▶ [Dataset]
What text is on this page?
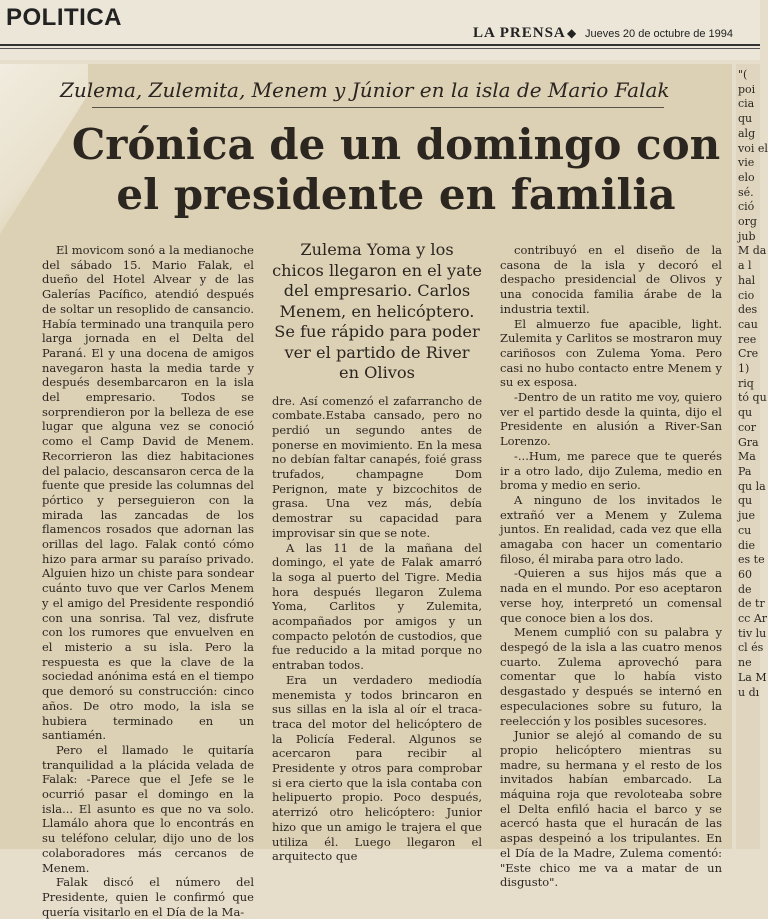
POLITICA
LA PRENSA ◆ Jueves 20 de octubre de 1994
"( poi cia qu alg voi el vie elo sé. ció org jub M da a l hal cio des cau ree Cre 1) riq tó qu qu cor Gra Ma Pa qu la qu jue cu die es te 60 de de tr cc Ar tiv lu cl és ne La M u dı
Zulema, Zulemita, Menem y Júnior en la isla de Mario Falak
Crónica de un domingo con
el presidente en familia

El movicom sonó a la medianoche del sábado 15. Mario Falak, el dueño del Hotel Alvear y de las Galerías Pacífico, atendió después de soltar un resoplido de cansancio. Había terminado una tranquila pero larga jornada en el Delta del Paraná. El y una docena de amigos navegaron hasta la media tarde y después desembarcaron en la isla del empresario. Todos se sorprendieron por la belleza de ese lugar que alguna vez se conoció como el Camp David de Menem. Recorrieron las diez habitaciones del palacio, descansaron cerca de la fuente que preside las columnas del pórtico y perseguieron con la mirada las zancadas de los flamencos rosados que adornan las orillas del lago. Falak contó cómo hizo para armar su paraíso privado. Alguien hizo un chiste para sondear cuánto tuvo que ver Carlos Menem y el amigo del Presidente respondió con una sonrisa. Tal vez, disfrute con los rumores que envuelven en el misterio a su isla. Pero la respuesta es que la clave de la sociedad anónima está en el tiempo que demoró su construcción: cinco años. De otro modo, la isla se hubiera terminado en un santiamén.

Pero el llamado le quitaría tranquilidad a la plácida velada de Falak: -Parece que el Jefe se le ocurrió pasar el domingo en la isla... El asunto es que no va solo. Llamálo ahora que lo encontrás en su teléfono celular, dijo uno de los colaboradores más cercanos de Menem.

Falak discó el número del Presidente, quien le confirmó que quería visitarlo en el Día de la Ma-

Zulema Yoma y los chicos llegaron en el yate del empresario. Carlos Menem, en helicóptero. Se fue rápido para poder ver el partido de River en Olivos

dre. Así comenzó el zafarrancho de combate.Estaba cansado, pero no perdió un segundo antes de ponerse en movimiento. En la mesa no debían faltar canapés, foié grass trufados, champagne Dom Perignon, mate y bizcochitos de grasa. Una vez más, debía demostrar su capacidad para improvisar sin que se note.

A las 11 de la mañana del domingo, el yate de Falak amarró la soga al puerto del Tigre. Media hora después llegaron Zulema Yoma, Carlitos y Zulemita, acompañados por amigos y un compacto pelotón de custodios, que fue reducido a la mitad porque no entraban todos.

Era un verdadero mediodía menemista y todos brincaron en sus sillas en la isla al oír el traca-traca del motor del helicóptero de la Policía Federal. Algunos se acercaron para recibir al Presidente y otros para comprobar si era cierto que la isla contaba con helipuerto propio. Poco después, aterrizó otro helicóptero: Junior hizo que un amigo le trajera el que utiliza él. Luego llegaron el arquitecto que

contribuyó en el diseño de la casona de la isla y decoró el despacho presidencial de Olivos y una conocida familia árabe de la industria textil.

El almuerzo fue apacible, light. Zulemita y Carlitos se mostraron muy cariñosos con Zulema Yoma. Pero casi no hubo contacto entre Menem y su ex esposa.

-Dentro de un ratito me voy, quiero ver el partido desde la quinta, dijo el Presidente en alusión a River-San Lorenzo.

-...Hum, me parece que te querés ir a otro lado, dijo Zulema, medio en broma y medio en serio.

A ninguno de los invitados le extrañó ver a Menem y Zulema juntos. En realidad, cada vez que ella amagaba con hacer un comentario filoso, él miraba para otro lado.

-Quieren a sus hijos más que a nada en el mundo. Por eso aceptaron verse hoy, interpretó un comensal que conoce bien a los dos.

Menem cumplió con su palabra y despegó de la isla a las cuatro menos cuarto. Zulema aprovechó para comentar que lo había visto desgastado y después se internó en especulaciones sobre su futuro, la reelección y los posibles sucesores.

Junior se alejó al comando de su propio helicóptero mientras su madre, su hermana y el resto de los invitados habían embarcado. La máquina roja que revoloteaba sobre el Delta enfiló hacia el barco y se acercó hasta que el huracán de las aspas despeinó a los tripulantes. En el Día de la Madre, Zulema comentó: "Este chico me va a matar de un disgusto".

▶ [Task description]
Transcribe the listing above verbatim. Omit the pictures.

▶ [Response for this exercise]
What text is on this page?
POLITICA
LA PRENSA ◆ Jueves 20 de octubre de 1994
"( poi cia qu alg voi el vie elo sé. ció org jub M da a l hal cio des cau ree Cre 1) riq tó qu qu cor Gra Ma Pa qu la qu jue cu die es te 60 de de tr cc Ar tiv lu cl és ne La M u dı
Zulema, Zulemita, Menem y Júnior en la isla de Mario Falak
Crónica de un domingo con
el presidente en familia

El movicom sonó a la medianoche del sábado 15. Mario Falak, el dueño del Hotel Alvear y de las Galerías Pacífico, atendió después de soltar un resoplido de cansancio. Había terminado una tranquila pero larga jornada en el Delta del Paraná. El y una docena de amigos navegaron hasta la media tarde y después desembarcaron en la isla del empresario. Todos se sorprendieron por la belleza de ese lugar que alguna vez se conoció como el Camp David de Menem. Recorrieron las diez habitaciones del palacio, descansaron cerca de la fuente que preside las columnas del pórtico y perseguieron con la mirada las zancadas de los flamencos rosados que adornan las orillas del lago. Falak contó cómo hizo para armar su paraíso privado. Alguien hizo un chiste para sondear cuánto tuvo que ver Carlos Menem y el amigo del Presidente respondió con una sonrisa. Tal vez, disfrute con los rumores que envuelven en el misterio a su isla. Pero la respuesta es que la clave de la sociedad anónima está en el tiempo que demoró su construcción: cinco años. De otro modo, la isla se hubiera terminado en un santiamén.

Pero el llamado le quitaría tranquilidad a la plácida velada de Falak: -Parece que el Jefe se le ocurrió pasar el domingo en la isla... El asunto es que no va solo. Llamálo ahora que lo encontrás en su teléfono celular, dijo uno de los colaboradores más cercanos de Menem.

Falak discó el número del Presidente, quien le confirmó que quería visitarlo en el Día de la Ma-

Zulema Yoma y los chicos llegaron en el yate del empresario. Carlos Menem, en helicóptero. Se fue rápido para poder ver el partido de River en Olivos

dre. Así comenzó el zafarrancho de combate.Estaba cansado, pero no perdió un segundo antes de ponerse en movimiento. En la mesa no debían faltar canapés, foié grass trufados, champagne Dom Perignon, mate y bizcochitos de grasa. Una vez más, debía demostrar su capacidad para improvisar sin que se note.

A las 11 de la mañana del domingo, el yate de Falak amarró la soga al puerto del Tigre. Media hora después llegaron Zulema Yoma, Carlitos y Zulemita, acompañados por amigos y un compacto pelotón de custodios, que fue reducido a la mitad porque no entraban todos.

Era un verdadero mediodía menemista y todos brincaron en sus sillas en la isla al oír el traca-traca del motor del helicóptero de la Policía Federal. Algunos se acercaron para recibir al Presidente y otros para comprobar si era cierto que la isla contaba con helipuerto propio. Poco después, aterrizó otro helicóptero: Junior hizo que un amigo le trajera el que utiliza él. Luego llegaron el arquitecto que

contribuyó en el diseño de la casona de la isla y decoró el despacho presidencial de Olivos y una conocida familia árabe de la industria textil.

El almuerzo fue apacible, light. Zulemita y Carlitos se mostraron muy cariñosos con Zulema Yoma. Pero casi no hubo contacto entre Menem y su ex esposa.

-Dentro de un ratito me voy, quiero ver el partido desde la quinta, dijo el Presidente en alusión a River-San Lorenzo.

-...Hum, me parece que te querés ir a otro lado, dijo Zulema, medio en broma y medio en serio.

A ninguno de los invitados le extrañó ver a Menem y Zulema juntos. En realidad, cada vez que ella amagaba con hacer un comentario filoso, él miraba para otro lado.

-Quieren a sus hijos más que a nada en el mundo. Por eso aceptaron verse hoy, interpretó un comensal que conoce bien a los dos.

Menem cumplió con su palabra y despegó de la isla a las cuatro menos cuarto. Zulema aprovechó para comentar que lo había visto desgastado y después se internó en especulaciones sobre su futuro, la reelección y los posibles sucesores.

Junior se alejó al comando de su propio helicóptero mientras su madre, su hermana y el resto de los invitados habían embarcado. La máquina roja que revoloteaba sobre el Delta enfiló hacia el barco y se acercó hasta que el huracán de las aspas despeinó a los tripulantes. En el Día de la Madre, Zulema comentó: "Este chico me va a matar de un disgusto".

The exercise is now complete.